__SET PROBLEM__
Copy out all lines with the word "panel" in them.

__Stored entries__
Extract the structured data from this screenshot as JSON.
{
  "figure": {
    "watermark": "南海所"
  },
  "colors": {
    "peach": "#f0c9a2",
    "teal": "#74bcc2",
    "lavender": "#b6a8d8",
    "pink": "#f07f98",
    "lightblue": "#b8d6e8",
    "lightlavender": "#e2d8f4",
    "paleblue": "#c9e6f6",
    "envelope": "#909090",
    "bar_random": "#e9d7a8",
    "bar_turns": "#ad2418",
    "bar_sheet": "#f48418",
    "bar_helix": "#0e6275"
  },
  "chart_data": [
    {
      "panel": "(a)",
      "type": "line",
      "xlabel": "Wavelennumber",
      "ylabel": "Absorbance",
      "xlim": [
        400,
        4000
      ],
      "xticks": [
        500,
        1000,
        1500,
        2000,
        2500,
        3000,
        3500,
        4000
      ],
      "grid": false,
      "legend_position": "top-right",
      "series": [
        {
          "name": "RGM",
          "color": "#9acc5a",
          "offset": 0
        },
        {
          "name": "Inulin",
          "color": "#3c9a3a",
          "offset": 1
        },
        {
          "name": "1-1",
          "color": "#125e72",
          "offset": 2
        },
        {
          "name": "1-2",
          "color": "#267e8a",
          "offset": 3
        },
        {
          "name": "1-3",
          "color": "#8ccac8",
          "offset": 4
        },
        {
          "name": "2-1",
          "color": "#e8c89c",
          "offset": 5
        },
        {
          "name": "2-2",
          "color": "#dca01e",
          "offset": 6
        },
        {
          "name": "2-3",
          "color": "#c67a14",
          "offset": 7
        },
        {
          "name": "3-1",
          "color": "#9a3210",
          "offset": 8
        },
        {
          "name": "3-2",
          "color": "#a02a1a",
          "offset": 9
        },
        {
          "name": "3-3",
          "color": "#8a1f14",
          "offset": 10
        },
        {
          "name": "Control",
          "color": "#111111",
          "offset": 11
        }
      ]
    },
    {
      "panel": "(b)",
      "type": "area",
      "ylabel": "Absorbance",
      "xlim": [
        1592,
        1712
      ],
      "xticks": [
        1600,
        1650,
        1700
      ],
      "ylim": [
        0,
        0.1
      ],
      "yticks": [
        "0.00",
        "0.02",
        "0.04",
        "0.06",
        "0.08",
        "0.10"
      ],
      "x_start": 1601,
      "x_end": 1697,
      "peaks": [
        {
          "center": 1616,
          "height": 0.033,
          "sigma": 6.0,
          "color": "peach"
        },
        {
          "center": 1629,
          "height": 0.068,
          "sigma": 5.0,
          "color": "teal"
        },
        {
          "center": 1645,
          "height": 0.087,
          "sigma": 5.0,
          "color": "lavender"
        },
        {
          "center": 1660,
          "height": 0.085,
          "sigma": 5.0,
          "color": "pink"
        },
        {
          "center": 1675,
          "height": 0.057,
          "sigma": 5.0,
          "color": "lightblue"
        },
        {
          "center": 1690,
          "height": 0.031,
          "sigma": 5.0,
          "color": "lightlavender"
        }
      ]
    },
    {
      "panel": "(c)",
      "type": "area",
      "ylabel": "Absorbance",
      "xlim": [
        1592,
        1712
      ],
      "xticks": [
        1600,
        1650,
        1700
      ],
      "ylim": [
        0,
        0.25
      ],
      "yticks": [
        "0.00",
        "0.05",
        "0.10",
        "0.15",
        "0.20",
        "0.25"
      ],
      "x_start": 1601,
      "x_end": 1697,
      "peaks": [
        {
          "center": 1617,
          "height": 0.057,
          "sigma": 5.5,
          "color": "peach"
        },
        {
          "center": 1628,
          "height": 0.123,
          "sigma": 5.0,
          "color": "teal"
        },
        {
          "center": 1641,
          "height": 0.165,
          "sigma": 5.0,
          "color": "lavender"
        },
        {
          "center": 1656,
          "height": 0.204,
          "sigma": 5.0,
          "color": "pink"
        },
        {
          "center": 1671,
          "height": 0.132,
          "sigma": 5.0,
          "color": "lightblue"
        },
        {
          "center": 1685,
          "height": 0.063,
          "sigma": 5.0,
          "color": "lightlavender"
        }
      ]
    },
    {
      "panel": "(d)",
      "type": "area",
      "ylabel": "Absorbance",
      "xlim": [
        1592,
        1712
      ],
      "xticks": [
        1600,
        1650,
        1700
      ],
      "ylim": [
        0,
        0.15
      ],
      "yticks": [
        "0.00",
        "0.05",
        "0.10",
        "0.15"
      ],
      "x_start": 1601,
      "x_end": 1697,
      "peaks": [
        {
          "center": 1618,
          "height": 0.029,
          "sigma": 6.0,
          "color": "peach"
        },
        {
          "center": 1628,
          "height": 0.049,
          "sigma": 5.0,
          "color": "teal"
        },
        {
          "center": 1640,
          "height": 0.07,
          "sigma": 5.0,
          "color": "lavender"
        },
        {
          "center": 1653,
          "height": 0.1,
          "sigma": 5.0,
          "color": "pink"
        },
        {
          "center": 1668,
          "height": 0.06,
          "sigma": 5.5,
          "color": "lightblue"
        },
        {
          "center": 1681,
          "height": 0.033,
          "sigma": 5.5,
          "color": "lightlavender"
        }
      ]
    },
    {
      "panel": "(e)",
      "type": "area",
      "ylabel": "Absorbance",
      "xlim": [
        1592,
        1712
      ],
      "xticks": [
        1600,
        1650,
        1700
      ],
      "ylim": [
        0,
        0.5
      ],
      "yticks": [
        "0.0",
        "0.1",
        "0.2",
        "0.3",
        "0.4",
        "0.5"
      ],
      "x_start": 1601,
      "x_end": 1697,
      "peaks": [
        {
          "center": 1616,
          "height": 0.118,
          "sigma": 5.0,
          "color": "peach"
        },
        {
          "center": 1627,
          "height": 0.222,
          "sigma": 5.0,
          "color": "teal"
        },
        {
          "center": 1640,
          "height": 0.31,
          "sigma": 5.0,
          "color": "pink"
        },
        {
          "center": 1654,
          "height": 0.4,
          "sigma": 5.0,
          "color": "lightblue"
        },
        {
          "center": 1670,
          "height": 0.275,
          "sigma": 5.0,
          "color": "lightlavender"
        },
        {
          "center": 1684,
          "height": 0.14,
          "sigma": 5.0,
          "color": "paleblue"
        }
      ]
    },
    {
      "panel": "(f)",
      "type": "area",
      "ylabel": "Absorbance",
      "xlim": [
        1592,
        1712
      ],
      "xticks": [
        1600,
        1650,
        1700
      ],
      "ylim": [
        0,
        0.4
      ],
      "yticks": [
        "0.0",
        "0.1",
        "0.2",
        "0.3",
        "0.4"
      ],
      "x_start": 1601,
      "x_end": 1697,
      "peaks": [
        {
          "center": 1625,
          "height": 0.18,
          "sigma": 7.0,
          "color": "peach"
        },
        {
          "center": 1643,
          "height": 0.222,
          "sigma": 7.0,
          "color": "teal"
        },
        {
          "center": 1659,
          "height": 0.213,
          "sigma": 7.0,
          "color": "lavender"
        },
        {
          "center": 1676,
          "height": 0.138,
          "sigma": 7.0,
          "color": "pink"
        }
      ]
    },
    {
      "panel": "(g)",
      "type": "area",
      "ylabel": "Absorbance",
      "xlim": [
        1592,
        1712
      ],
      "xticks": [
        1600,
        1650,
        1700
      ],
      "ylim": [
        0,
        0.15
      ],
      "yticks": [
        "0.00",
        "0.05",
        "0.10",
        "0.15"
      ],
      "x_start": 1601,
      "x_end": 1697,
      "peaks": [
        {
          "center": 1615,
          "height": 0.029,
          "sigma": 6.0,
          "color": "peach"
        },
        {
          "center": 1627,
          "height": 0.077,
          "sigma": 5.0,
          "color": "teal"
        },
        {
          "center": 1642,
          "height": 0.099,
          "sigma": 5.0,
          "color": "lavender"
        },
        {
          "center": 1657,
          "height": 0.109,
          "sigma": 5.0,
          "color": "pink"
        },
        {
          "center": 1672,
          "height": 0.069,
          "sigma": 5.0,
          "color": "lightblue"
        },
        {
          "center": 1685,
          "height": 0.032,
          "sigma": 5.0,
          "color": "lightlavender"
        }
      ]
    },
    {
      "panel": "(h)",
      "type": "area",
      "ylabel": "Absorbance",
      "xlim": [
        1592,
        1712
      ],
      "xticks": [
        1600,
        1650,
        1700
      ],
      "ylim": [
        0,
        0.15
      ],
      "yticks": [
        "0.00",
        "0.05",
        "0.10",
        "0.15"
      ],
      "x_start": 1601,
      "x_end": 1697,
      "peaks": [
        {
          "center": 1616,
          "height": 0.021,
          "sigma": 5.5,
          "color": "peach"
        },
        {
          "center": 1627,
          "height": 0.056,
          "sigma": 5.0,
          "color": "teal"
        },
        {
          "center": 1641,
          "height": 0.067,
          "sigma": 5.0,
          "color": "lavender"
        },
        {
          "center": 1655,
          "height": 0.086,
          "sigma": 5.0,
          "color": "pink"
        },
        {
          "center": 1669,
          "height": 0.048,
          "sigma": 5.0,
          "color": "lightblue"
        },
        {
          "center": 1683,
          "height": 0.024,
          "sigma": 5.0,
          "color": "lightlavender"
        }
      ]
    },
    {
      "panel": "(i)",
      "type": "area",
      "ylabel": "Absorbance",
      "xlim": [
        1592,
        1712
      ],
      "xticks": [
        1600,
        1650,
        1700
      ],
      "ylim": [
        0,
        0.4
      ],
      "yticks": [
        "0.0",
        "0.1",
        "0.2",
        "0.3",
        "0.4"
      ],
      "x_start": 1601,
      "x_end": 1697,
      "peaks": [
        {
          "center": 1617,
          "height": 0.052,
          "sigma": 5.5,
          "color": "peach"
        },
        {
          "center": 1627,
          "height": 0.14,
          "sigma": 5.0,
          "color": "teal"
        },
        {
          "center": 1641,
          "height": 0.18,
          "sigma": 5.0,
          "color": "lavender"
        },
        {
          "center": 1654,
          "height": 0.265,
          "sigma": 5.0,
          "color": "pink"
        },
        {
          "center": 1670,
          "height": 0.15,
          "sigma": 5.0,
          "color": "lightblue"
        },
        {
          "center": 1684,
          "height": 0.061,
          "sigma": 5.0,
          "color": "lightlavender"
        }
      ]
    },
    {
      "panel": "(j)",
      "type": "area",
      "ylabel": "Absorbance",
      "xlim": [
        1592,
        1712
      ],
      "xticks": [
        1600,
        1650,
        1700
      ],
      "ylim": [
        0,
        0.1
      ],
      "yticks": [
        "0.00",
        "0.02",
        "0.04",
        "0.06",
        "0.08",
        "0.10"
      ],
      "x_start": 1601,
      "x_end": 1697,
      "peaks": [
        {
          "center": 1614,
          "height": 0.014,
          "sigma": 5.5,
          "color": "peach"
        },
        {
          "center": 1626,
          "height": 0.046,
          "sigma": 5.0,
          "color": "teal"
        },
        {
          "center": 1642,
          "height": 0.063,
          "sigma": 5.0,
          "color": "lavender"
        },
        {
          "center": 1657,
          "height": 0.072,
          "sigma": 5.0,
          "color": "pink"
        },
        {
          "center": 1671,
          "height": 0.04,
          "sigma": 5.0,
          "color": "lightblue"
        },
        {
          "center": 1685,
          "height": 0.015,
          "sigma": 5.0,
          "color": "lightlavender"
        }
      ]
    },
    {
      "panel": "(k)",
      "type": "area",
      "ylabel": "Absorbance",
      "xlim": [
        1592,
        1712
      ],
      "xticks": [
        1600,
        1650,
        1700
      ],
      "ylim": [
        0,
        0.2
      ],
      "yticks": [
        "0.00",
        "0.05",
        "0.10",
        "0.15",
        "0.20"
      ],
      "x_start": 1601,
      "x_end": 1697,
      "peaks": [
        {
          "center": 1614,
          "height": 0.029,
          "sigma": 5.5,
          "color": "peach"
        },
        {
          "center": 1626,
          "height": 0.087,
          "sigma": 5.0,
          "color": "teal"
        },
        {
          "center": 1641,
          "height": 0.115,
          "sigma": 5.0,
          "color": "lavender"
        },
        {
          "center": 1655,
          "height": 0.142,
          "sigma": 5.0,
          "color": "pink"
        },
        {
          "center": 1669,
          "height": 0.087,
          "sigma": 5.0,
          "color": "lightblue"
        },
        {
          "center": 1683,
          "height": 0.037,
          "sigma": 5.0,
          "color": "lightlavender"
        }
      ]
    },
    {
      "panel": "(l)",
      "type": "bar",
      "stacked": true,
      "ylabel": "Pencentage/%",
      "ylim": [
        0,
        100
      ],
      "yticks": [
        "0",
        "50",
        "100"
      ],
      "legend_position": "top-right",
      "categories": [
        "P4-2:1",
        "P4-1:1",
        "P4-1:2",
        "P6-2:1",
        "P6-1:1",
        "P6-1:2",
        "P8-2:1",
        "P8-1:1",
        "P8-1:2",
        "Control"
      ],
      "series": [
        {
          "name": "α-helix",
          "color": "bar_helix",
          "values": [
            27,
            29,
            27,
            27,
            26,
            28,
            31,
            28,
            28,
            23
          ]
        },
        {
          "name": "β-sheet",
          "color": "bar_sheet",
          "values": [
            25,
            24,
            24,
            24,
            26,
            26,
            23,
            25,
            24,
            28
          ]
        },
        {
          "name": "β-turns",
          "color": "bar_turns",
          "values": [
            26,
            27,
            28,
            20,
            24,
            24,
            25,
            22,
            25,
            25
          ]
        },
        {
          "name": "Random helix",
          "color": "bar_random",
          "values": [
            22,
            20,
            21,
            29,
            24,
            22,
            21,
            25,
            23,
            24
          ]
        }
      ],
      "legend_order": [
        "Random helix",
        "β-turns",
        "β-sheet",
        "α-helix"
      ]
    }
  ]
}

__RESULT OF THE EXERCISE__
      "panel": "(a)",
      "panel": "(b)",
      "panel": "(c)",
      "panel": "(d)",
      "panel": "(e)",
      "panel": "(f)",
      "panel": "(g)",
      "panel": "(h)",
      "panel": "(i)",
      "panel": "(j)",
      "panel": "(k)",
      "panel": "(l)",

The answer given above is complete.